**Given task**
Every record should be written out exactly, with the pictures left out.

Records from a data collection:
★ ★ ★ ★

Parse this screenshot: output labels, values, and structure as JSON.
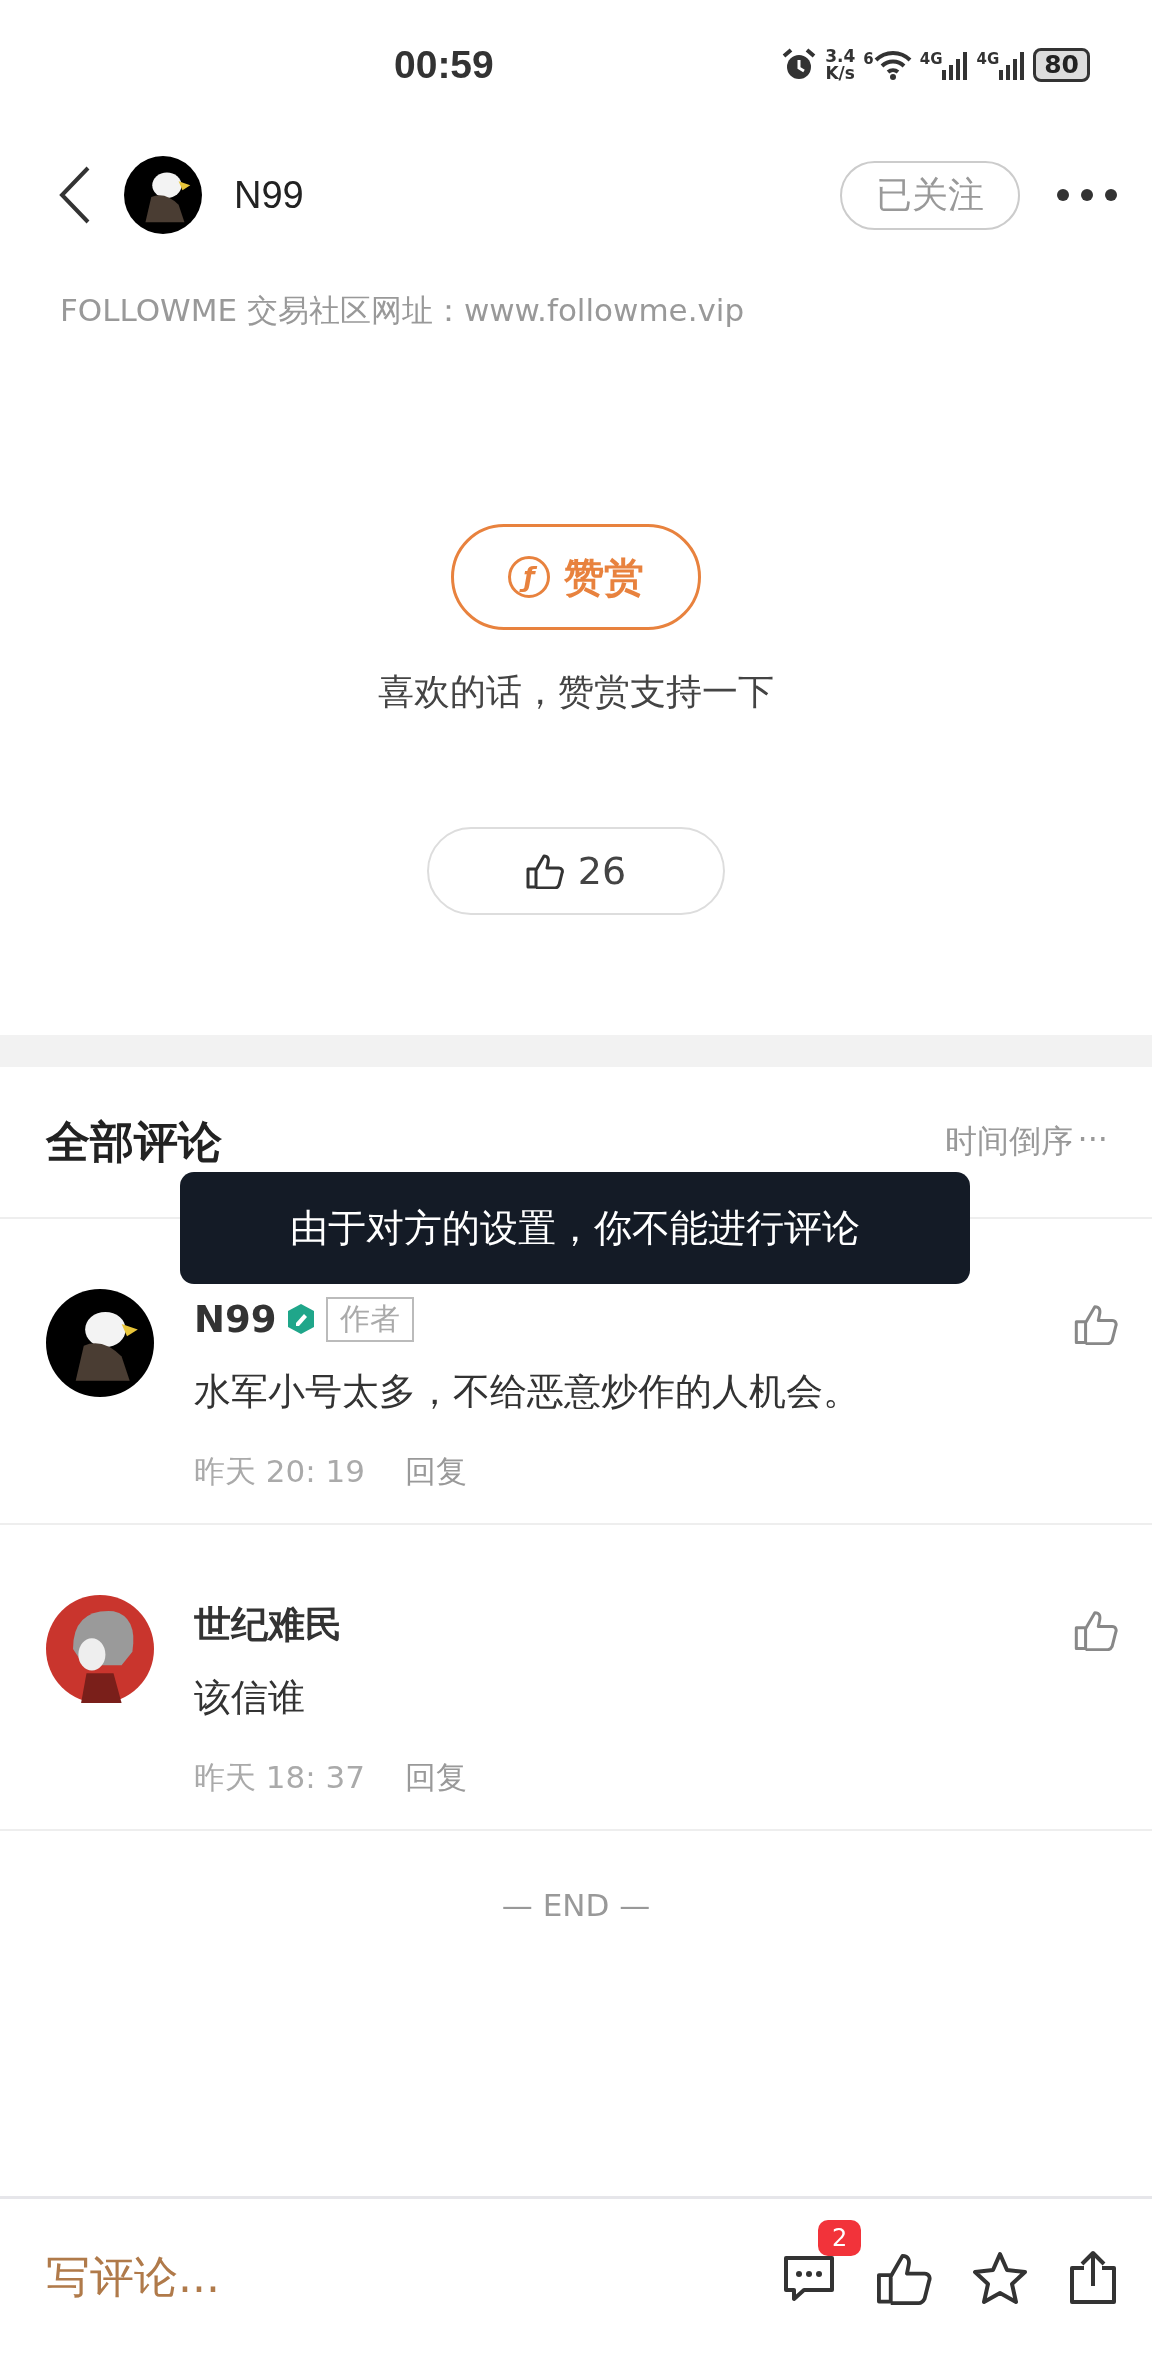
{
  "status_bar": {
    "time": "00:59",
    "net_speed": [
      "3.4",
      "K/s"
    ],
    "wifi_label": "6",
    "signals": [
      "4G",
      "4G"
    ],
    "battery": "80"
  },
  "header": {
    "author": "N99",
    "follow_button": "已关注"
  },
  "site_note": "FOLLOWME 交易社区网址：www.followme.vip",
  "tip": {
    "icon": "ƒ",
    "button": "赞赏",
    "caption": "喜欢的话，赞赏支持一下"
  },
  "like": {
    "count": "26"
  },
  "comments_section": {
    "title": "全部评论",
    "sort": "时间倒序",
    "sort_more": "···",
    "comments": [
      {
        "name": "N99",
        "verified": true,
        "badge": "作者",
        "text": "水军小号太多，不给恶意炒作的人机会。",
        "time": "昨天 20: 19",
        "reply": "回复"
      },
      {
        "name": "世纪难民",
        "verified": false,
        "text": "该信谁",
        "time": "昨天 18: 37",
        "reply": "回复"
      }
    ],
    "end_mark": "— END —"
  },
  "toast": "由于对方的设置，你不能进行评论",
  "bottom_bar": {
    "write_placeholder": "写评论...",
    "comment_count": "2"
  }
}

★ ★ ★ ★

**Result of this task**
Parse this screenshot: output labels, values, and structure as JSON.
{
  "status_bar": {
    "time": "00:59",
    "net_speed": [
      "3.4",
      "K/s"
    ],
    "wifi_label": "6",
    "signals": [
      "4G",
      "4G"
    ],
    "battery": "80"
  },
  "header": {
    "author": "N99",
    "follow_button": "已关注"
  },
  "site_note": "FOLLOWME 交易社区网址：www.followme.vip",
  "tip": {
    "icon": "ƒ",
    "button": "赞赏",
    "caption": "喜欢的话，赞赏支持一下"
  },
  "like": {
    "count": "26"
  },
  "comments_section": {
    "title": "全部评论",
    "sort": "时间倒序",
    "sort_more": "···",
    "comments": [
      {
        "name": "N99",
        "verified": true,
        "badge": "作者",
        "text": "水军小号太多，不给恶意炒作的人机会。",
        "time": "昨天 20: 19",
        "reply": "回复"
      },
      {
        "name": "世纪难民",
        "verified": false,
        "text": "该信谁",
        "time": "昨天 18: 37",
        "reply": "回复"
      }
    ],
    "end_mark": "— END —"
  },
  "toast": "由于对方的设置，你不能进行评论",
  "bottom_bar": {
    "write_placeholder": "写评论...",
    "comment_count": "2"
  }
}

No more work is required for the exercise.